### DIRECTIVE:
From the excerpt on Ambuja's 2009 results, return the passage starting at "Against the backdrop" and ending at "18.79 million tonnes.", copied word for word.

Against the backdrop of continuing strong demand, Ambuja has endeavoured to maintain  its market position despite significant internal  constraints  in terms of clinker availability, by purchasing clinker from third parties  as well as maximising the blending ratio without compromising product quality.

 

HIGHLIGHTS OF 2009:

·         Cement  production  and  sales  volumes  increased  by  6%   and   6.5% respectively, to reach 18.83 million tonnes and 18.79 million tonnes.

·         Average sales realisation increased by 7%, to Rs. 3,760 per tonne.

·         Net sales were 14% higher, at Rs.70770 millions

·         EBITDA was 8% higher, at Rs.19720 millions

·         Consolidated  net profit excluding exceptional items increased  12%,  to Rs.12170 millions

·         The  clinkerisation  expansion  projects at  Bhatapara  and  Rauri  were commissioned  in  December  2009  and  January  2010  respectively.   While Bhatapara  plant has come closer to the stabilisation by the date  of  this report, the Rauri plant is busy attaining stabilisation.

 

FINANCIAL RESULTS 2009:

As  a  result of the consistently strong growth in demand for  cement,  the Company's operating results improved as compared to 2008, despite the  fact that availability of clinker was a major limiting factor during the year.

 

MARKET DEVELOPMENTS:

Despite  the  significant capacity additions in the industry,  the  Company kept  pace with the double digit demand growth, and maintained  its  strong position of approximately 18% market share in its main markets, and  around 10% on an all India basis. Sales volumes increased by 6.5%, to 18.8 million tonnes in 2009 as against 17.6 million tonnes in 2008.

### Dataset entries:

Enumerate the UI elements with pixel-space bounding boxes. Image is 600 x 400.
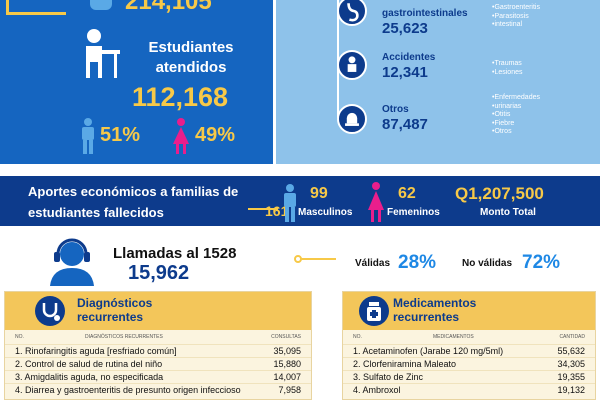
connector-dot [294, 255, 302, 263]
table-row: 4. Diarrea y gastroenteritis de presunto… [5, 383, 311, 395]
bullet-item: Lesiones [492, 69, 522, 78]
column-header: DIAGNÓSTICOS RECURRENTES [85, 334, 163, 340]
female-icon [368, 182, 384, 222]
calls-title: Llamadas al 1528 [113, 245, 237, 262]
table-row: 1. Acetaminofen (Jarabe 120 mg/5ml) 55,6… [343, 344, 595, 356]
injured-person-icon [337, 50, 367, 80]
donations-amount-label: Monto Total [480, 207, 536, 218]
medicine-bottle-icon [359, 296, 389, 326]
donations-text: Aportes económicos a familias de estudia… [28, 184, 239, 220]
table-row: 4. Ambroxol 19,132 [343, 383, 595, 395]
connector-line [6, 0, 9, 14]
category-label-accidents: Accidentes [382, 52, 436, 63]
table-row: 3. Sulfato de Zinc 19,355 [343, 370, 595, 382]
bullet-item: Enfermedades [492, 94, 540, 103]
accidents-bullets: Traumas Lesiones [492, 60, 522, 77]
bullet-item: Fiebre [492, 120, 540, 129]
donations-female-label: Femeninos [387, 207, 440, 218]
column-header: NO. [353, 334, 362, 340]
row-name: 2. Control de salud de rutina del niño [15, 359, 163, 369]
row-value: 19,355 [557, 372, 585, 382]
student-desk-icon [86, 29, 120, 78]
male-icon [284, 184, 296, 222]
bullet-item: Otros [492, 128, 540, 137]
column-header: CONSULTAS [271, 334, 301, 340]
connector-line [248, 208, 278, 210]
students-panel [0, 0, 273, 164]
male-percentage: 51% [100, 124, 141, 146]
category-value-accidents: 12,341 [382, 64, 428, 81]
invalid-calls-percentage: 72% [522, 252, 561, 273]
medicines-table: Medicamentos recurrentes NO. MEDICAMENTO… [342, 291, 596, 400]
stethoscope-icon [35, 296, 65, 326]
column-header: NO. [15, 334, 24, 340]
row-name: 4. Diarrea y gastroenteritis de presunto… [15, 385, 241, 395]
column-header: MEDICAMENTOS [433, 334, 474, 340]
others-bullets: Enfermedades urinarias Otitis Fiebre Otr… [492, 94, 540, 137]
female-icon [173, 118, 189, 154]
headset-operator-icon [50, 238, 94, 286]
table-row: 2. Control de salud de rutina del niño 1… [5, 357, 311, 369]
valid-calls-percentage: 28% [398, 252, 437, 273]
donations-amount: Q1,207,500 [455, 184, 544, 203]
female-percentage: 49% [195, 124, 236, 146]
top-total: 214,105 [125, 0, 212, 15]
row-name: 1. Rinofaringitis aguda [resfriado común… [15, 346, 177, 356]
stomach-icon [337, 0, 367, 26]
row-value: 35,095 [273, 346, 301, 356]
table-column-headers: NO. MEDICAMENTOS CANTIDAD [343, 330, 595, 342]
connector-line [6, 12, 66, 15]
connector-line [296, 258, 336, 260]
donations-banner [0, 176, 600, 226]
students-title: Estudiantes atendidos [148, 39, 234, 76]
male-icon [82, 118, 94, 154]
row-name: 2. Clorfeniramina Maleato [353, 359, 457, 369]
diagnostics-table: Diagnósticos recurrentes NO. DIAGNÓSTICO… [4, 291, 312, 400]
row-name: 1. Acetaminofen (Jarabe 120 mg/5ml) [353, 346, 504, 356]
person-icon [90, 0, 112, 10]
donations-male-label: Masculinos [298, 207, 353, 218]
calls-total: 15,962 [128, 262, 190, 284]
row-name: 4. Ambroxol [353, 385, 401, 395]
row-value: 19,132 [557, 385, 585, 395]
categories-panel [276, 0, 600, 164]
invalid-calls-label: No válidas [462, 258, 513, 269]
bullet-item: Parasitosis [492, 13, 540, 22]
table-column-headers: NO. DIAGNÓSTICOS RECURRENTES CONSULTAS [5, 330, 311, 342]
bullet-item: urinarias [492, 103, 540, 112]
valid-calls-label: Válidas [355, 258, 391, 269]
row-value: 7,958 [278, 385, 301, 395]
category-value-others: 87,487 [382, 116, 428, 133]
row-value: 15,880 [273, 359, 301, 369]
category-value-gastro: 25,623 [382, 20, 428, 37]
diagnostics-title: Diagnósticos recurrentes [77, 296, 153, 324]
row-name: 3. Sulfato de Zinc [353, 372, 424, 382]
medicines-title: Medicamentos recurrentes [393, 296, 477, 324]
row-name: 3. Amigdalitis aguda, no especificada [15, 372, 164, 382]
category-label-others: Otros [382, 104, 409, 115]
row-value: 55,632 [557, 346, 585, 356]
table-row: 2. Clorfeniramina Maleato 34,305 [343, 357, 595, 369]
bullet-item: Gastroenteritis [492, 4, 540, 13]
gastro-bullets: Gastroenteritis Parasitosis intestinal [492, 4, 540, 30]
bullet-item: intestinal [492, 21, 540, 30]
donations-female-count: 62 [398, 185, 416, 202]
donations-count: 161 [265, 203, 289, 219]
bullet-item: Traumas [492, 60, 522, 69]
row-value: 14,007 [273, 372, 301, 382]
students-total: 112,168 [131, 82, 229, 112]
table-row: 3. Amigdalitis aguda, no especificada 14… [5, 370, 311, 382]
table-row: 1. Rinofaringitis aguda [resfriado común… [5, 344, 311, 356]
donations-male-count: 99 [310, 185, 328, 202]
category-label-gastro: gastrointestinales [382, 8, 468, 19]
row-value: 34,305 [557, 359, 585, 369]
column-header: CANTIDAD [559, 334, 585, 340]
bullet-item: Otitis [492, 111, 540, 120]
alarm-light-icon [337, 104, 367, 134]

### ANSWER:
Against the backdrop of continuing strong demand, Ambuja has endeavoured to maintain  its market position despite significant internal  constraints  in terms of clinker availability, by purchasing clinker from third parties  as well as maximising the blending ratio without compromising product quality.

 

HIGHLIGHTS OF 2009:

·         Cement  production  and  sales  volumes  increased  by  6%   and   6.5% respectively, to reach 18.83 million tonnes and 18.79 million tonnes.